::: EXTRAIT CHOISI

Si la version de l'Assemblée nationale n'est pas maintenue pour la rédaction de l'article 59ter, les conflits d'intérêts persisteront, et les investisseurs pourront à juste titre se plaindre que les entreprises utilisent l'actionnariat salariés pour faire de l'autocontrôle déguisé.

  • Cessions des participations de l'Etat : peau de chagrin pour les personnels !

L'article 60 de la loi Pacte modifie les règles concernant les Offres Réservées aux Personnels (ORP) lorsque l'Etat se désengage des entreprises à capitaux publics.

La loi n° 86-912 du 6 août 1986 relative aux modalités des privatisations prévoyait des dispositions particulièrement attractives, qui ont été appliquées aux personnels de France Télécom lors des opérations de privatisation de 1997 et 1998.

L'ordonnance n° 2014-948 du 20 août 2014 relative à la gouvernance et aux opérations sur le capital des sociétés à participation publique a abrogé toutes ces dispositions. La CFE-CGC Orange s'est battue pour les faire rétablir. Elles l'ont été, partiellement, dans la Loi Macron du 6 août 2015, via l'article 32-1 : décote et délais de paiement peuvent désormais être mis à la charge de l'entreprise...mais les actions gratuites ont disparu. Ces nouvelles dispositions étant plus floues, Bpifrance a pu se soustraire à la prise en charge de toute ORP dans le cadre de sa dernière cession de titres Orange, se défaussant intégralement sur l'entreprise pour organiser ultérieurement une opération... qui lésait les personnels français.

::::::

=== CONSIGNE A ===
Résumez en deux phrases l'extrait sur les offres réservées aux personnels lors des cessions de l'État.
=== CONSIGNE B ===
Poursuivez l'extrait sur les cessions des participations de l'État en reprenant après sa dernière phrase.
Les enregistrements n'interviennent pas dans ce travail.

::: ENREGISTREMENTS

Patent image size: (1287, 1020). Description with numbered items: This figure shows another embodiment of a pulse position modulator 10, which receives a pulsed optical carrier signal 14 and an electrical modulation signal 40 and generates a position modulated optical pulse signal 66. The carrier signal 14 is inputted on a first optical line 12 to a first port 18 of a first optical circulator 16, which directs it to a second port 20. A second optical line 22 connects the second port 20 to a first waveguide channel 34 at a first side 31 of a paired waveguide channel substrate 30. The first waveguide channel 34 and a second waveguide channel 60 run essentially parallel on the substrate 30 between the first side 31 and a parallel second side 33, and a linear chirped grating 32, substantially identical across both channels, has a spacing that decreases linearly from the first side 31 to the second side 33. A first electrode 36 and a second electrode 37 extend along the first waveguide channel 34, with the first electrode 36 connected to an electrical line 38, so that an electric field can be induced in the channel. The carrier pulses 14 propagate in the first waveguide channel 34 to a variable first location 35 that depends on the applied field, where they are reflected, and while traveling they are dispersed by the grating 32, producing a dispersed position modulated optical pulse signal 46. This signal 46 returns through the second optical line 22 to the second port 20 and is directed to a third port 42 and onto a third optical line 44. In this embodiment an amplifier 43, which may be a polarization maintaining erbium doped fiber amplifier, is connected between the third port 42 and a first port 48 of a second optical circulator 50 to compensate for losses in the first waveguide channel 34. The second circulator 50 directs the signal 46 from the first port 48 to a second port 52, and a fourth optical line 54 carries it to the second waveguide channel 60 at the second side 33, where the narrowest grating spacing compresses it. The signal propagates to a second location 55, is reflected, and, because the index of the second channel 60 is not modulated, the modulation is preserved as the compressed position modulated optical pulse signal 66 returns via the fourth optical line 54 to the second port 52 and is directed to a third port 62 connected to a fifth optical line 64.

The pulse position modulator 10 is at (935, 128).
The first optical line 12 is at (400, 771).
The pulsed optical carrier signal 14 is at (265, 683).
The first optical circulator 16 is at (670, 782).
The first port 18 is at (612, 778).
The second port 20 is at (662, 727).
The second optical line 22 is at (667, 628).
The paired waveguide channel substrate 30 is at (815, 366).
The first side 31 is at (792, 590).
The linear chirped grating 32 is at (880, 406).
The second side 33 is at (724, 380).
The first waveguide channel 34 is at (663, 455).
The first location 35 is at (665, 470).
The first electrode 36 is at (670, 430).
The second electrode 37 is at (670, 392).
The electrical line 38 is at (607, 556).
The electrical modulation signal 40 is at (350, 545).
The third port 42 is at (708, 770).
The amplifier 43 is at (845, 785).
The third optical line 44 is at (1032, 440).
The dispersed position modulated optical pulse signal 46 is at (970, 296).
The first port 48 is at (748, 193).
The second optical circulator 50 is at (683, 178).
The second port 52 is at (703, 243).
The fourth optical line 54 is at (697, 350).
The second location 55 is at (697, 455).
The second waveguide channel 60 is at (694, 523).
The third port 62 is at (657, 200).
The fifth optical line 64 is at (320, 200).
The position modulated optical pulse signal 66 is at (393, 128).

::::::

=== RÉPONSE ATTENDUE A ===
L'article 60 de la loi Pacte modifie les règles des offres réservées aux personnels lorsque l'État se désengage des entreprises à capitaux publics, des offres que la loi de 1986 rendait particulièrement attractives avant leur abrogation en 2014. La loi Macron de 2015 ne les a rétablies qu'en partie, sans les actions gratuites, et ce cadre plus flou a permis à Bpifrance de reporter entièrement sur l'entreprise toute offre liée à sa dernière cession de titres Orange.

=== RÉPONSE ATTENDUE B ===
  •  Désormais, l'Etat veut bien encaisser le prix des cessions... mais pas payer les ORP !

Ce qui n'était qu'une possibilité dans la loi Macron de 2015 devient la règle : tous les avantages consentis aux salariés seront financés par l'entreprise.

Et en faisant définir par décret séparé les seuils de cession « significatifs » donnant lieu à l'organisation d'une ORP, il est d'ores et déjà évident que l'Etat s'organisera pour passer le plus souvent possible « sous les radars ». Le Conseil d'Etat ne s'y est d'ailleurs pas trompé : dans l'article 92 de son avis sur le projet de loi Pacte, il indique que la fixation de ces seuils pourrait tout simplement « vider cette obligation de l'essentiel de sa portée ». On ne saurait être plus clair !

La CFE-CGC Orange a fait part de ses analyses et de propositions d'amendements à plusieurs parlementaires. Souhaitons qu'elles soient prises en compte dans les textes définitifs.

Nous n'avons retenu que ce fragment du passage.